══ Information shown
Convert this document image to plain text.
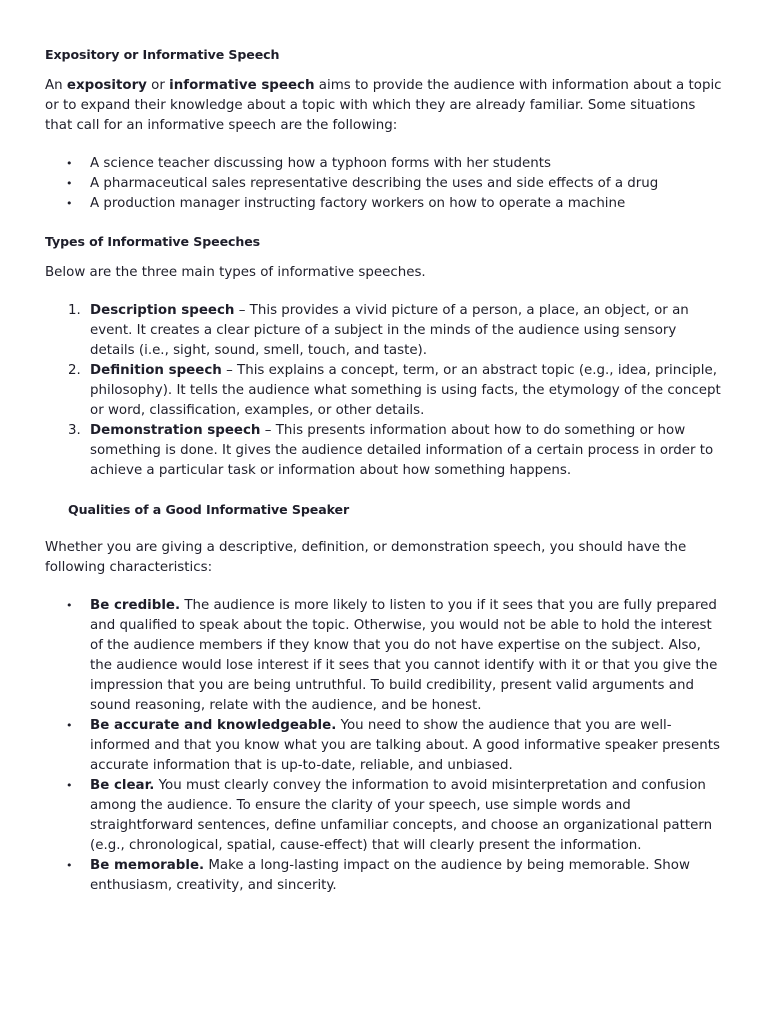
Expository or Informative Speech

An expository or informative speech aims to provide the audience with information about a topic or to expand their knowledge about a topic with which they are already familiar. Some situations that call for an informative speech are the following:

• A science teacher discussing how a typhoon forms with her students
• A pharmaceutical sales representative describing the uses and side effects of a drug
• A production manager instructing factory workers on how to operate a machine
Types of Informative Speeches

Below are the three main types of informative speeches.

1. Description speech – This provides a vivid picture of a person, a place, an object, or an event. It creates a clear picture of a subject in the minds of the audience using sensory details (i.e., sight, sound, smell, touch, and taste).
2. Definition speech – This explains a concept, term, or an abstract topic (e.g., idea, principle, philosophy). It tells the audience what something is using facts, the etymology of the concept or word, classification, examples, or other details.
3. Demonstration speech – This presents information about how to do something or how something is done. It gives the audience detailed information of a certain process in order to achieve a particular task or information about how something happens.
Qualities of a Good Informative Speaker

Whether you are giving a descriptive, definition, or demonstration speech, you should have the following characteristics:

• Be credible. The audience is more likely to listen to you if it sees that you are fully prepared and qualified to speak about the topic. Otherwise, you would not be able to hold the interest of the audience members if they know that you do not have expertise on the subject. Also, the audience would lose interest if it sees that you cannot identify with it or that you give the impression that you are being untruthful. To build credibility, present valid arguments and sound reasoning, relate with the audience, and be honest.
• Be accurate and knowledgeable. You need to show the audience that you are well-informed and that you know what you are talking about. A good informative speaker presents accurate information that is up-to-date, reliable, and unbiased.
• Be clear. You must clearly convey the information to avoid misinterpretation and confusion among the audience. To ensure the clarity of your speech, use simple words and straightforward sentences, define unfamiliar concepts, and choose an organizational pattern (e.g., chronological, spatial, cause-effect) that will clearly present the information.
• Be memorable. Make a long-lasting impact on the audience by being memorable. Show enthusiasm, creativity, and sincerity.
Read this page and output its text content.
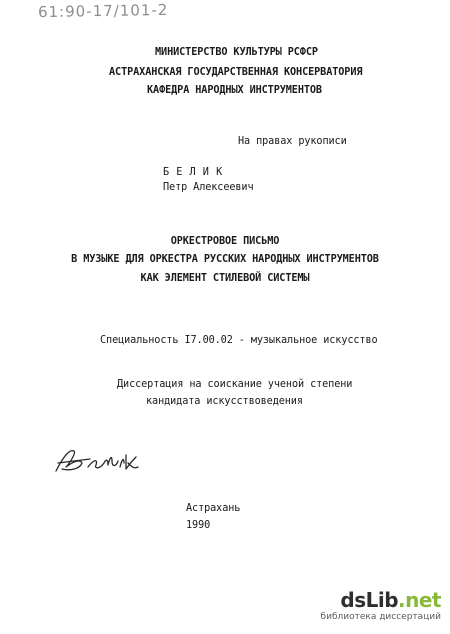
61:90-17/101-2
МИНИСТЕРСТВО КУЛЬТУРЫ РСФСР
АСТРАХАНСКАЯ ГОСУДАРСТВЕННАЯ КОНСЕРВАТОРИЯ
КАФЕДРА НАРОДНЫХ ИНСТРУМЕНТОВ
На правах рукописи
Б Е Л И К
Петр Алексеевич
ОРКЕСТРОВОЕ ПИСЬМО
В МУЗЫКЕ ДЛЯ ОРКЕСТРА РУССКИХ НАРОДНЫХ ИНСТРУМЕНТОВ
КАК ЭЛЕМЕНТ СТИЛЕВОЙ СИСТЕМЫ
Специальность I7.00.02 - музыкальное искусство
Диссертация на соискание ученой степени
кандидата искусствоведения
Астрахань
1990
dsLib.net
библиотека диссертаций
════
* **Aim**
Copy verbatim the span that opens at the line with "Read this page and output its text content." and closes at the final line of the listing. Do not carry over any pictures.

* **Response to this exercise**
Read this page and output its text content.
61:90-17/101-2
МИНИСТЕРСТВО КУЛЬТУРЫ РСФСР
АСТРАХАНСКАЯ ГОСУДАРСТВЕННАЯ КОНСЕРВАТОРИЯ
КАФЕДРА НАРОДНЫХ ИНСТРУМЕНТОВ
На правах рукописи
Б Е Л И К
Петр Алексеевич
ОРКЕСТРОВОЕ ПИСЬМО
В МУЗЫКЕ ДЛЯ ОРКЕСТРА РУССКИХ НАРОДНЫХ ИНСТРУМЕНТОВ
КАК ЭЛЕМЕНТ СТИЛЕВОЙ СИСТЕМЫ
Специальность I7.00.02 - музыкальное искусство
Диссертация на соискание ученой степени
кандидата искусствоведения
Астрахань
1990
dsLib.net
библиотека диссертаций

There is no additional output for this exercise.